**ENTRIES SUPPLIED:**
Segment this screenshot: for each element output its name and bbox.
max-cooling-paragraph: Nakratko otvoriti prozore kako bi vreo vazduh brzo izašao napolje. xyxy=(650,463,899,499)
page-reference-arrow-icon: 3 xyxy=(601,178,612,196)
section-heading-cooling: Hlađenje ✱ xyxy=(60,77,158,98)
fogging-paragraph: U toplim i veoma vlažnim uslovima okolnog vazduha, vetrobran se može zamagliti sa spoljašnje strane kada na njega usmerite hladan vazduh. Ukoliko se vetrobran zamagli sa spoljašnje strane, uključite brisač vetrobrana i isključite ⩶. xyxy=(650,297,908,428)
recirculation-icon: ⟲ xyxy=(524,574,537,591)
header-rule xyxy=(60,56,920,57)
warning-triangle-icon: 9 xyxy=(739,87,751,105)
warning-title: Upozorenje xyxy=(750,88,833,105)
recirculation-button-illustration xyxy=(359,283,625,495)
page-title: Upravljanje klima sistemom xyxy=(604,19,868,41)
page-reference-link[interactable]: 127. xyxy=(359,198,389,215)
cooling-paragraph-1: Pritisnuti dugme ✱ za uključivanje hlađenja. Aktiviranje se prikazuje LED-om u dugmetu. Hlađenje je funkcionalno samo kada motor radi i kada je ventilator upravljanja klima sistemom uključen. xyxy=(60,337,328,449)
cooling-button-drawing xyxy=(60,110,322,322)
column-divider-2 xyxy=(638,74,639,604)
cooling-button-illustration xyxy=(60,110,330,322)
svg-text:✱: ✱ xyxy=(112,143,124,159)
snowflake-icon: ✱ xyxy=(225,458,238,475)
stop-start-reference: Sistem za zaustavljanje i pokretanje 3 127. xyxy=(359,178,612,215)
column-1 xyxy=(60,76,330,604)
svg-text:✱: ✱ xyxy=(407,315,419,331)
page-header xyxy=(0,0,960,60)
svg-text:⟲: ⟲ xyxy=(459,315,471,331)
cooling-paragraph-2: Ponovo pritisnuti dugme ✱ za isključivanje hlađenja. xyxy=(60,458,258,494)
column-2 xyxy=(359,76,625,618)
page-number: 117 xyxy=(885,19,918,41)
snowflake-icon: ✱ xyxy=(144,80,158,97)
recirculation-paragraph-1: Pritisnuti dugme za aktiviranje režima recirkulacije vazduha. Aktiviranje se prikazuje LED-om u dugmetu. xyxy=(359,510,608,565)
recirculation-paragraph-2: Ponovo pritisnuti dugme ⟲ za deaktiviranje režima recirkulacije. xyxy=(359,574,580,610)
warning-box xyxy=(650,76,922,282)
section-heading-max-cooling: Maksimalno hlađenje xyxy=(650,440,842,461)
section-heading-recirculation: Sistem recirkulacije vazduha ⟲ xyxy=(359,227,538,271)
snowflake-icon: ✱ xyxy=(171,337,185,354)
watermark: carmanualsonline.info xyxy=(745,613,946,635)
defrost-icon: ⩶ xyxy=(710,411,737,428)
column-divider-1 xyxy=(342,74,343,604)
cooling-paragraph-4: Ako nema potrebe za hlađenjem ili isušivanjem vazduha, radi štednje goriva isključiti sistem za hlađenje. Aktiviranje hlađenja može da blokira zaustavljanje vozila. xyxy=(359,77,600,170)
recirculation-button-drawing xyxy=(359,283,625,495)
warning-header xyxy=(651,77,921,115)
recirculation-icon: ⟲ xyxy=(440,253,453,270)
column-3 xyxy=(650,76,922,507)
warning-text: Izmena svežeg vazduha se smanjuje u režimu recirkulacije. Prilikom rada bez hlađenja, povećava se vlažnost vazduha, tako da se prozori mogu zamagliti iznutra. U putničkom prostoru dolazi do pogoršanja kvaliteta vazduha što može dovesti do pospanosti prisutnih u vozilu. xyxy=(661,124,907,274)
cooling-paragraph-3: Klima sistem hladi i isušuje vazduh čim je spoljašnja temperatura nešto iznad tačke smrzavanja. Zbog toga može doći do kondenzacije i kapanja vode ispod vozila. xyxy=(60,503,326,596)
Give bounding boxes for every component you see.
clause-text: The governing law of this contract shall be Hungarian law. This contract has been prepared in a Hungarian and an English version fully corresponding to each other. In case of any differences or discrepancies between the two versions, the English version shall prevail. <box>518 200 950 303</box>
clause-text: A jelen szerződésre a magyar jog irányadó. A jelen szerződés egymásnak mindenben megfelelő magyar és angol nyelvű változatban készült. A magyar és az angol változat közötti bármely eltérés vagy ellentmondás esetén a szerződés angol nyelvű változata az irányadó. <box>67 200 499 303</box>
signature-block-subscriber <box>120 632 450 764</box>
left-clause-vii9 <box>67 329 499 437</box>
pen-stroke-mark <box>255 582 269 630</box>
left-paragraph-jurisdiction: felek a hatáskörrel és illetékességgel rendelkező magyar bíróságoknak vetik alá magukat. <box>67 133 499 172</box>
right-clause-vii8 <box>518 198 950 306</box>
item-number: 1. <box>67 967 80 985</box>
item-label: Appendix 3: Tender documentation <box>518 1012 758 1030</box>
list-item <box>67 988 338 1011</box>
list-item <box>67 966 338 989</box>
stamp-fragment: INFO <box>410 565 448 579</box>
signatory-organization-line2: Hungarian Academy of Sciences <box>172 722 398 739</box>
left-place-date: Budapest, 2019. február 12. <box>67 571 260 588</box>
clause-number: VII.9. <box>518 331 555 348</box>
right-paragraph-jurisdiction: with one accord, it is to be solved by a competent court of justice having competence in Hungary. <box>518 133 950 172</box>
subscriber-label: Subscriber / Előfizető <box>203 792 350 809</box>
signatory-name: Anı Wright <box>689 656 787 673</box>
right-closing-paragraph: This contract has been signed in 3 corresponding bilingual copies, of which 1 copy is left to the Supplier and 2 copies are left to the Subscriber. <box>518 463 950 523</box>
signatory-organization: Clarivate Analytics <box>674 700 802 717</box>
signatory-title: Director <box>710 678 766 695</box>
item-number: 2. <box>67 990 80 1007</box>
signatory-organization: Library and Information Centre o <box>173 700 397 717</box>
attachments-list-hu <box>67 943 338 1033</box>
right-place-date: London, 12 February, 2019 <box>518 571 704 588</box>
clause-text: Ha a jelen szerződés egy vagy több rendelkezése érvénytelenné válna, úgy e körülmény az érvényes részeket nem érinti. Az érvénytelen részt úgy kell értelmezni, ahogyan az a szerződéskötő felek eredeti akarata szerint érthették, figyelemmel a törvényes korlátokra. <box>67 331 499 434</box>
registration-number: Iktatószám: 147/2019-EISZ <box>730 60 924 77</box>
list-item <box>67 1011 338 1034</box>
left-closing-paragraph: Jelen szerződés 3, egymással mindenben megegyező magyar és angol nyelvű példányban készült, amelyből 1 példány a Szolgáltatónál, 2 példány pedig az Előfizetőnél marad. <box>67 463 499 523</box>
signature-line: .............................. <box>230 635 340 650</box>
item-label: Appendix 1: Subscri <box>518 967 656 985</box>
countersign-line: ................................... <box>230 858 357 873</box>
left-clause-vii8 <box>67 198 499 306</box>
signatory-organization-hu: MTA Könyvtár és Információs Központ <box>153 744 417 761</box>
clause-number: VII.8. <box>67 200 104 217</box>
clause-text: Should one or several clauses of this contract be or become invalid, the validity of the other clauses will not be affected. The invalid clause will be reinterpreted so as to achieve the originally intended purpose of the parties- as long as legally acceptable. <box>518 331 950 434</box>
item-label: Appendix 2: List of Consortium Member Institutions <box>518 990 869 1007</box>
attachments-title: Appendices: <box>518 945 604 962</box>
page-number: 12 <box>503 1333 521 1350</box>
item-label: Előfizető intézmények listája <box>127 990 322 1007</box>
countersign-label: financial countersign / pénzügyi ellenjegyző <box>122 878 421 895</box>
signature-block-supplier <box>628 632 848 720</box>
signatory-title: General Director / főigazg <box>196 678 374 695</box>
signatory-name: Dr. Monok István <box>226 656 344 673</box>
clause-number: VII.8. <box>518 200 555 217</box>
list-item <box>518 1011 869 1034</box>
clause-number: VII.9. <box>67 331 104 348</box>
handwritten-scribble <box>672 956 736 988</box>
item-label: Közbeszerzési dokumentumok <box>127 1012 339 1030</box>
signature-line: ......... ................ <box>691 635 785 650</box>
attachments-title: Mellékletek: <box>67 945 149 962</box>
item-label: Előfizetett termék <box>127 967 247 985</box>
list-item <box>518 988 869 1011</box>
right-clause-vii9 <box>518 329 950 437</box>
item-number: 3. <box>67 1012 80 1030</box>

**EXERCISE DIRECTIONS:**
Please copy the material above exactly, from its first line through the line with "section-heading-cooling: Hlađenje ✱".

**OUTPUT FOR THIS EXERCISE:**
Segment this screenshot: for each element output its name and bbox.
max-cooling-paragraph: Nakratko otvoriti prozore kako bi vreo vazduh brzo izašao napolje. xyxy=(650,463,899,499)
page-reference-arrow-icon: 3 xyxy=(601,178,612,196)
section-heading-cooling: Hlađenje ✱ xyxy=(60,77,158,98)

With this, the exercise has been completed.